* Begin *

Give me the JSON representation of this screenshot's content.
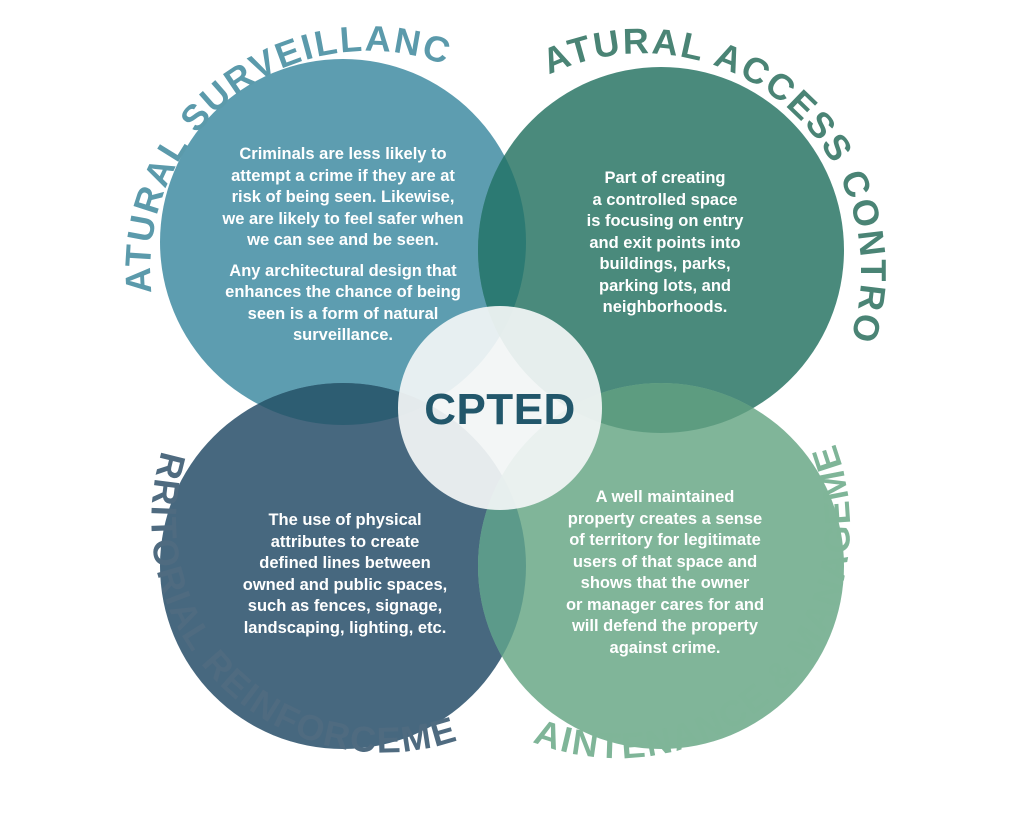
{
  "center": {
    "label": "CPTED"
  },
  "quadrants": {
    "natural_surveillance": {
      "title": "NATURAL SURVEILLANCE",
      "paragraph1": [
        "Criminals are less likely to",
        "attempt a crime if they are at",
        "risk of being seen. Likewise,",
        "we are likely to feel safer when",
        "we can see and be seen."
      ],
      "paragraph2": [
        "Any architectural design that",
        "enhances the chance of being",
        "seen is a form of natural",
        "surveillance."
      ]
    },
    "natural_access_control": {
      "title": "NATURAL ACCESS CONTROL",
      "lines": [
        "Part of creating",
        "a controlled space",
        "is focusing on entry",
        "and exit points into",
        "buildings, parks,",
        "parking lots, and",
        "neighborhoods."
      ]
    },
    "territorial_reinforcement": {
      "title": "TERRITORIAL REINFORCEMENT",
      "lines": [
        "The use of physical",
        "attributes to create",
        "defined lines between",
        "owned and public spaces,",
        "such as fences, signage,",
        "landscaping, lighting, etc."
      ]
    },
    "maintenance_management": {
      "title": "MAINTENANCE & MANAGEMENT",
      "lines": [
        "A well maintained",
        "property creates a sense",
        "of territory for legitimate",
        "users of that space and",
        "shows that the owner",
        "or manager cares for and",
        "will defend the property",
        "against crime."
      ]
    }
  },
  "colors": {
    "surveillance_circle": "#5d9db0",
    "access_control_circle": "#4a8a7c",
    "territorial_circle": "#47687f",
    "maintenance_circle": "#80b599",
    "overlap_top": "#2c7a73",
    "overlap_left": "#2d5d72",
    "overlap_right": "#5d9c80",
    "overlap_bottom": "#5c9a8a",
    "center_disc": "#f2f5f5",
    "center_text": "#22576b",
    "surveillance_title": "#5b9aab",
    "access_control_title": "#4a8475",
    "territorial_title": "#4f6b80",
    "maintenance_title": "#7fb598",
    "body_text": "#ffffff"
  }
}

* End *

> [DESCRIPTION OF THE TASK]
Show, from the listing above, each line that contains the word "crime".

> [PROBLEM SOLUTION]
        "attempt a crime if they are at",
        "against crime."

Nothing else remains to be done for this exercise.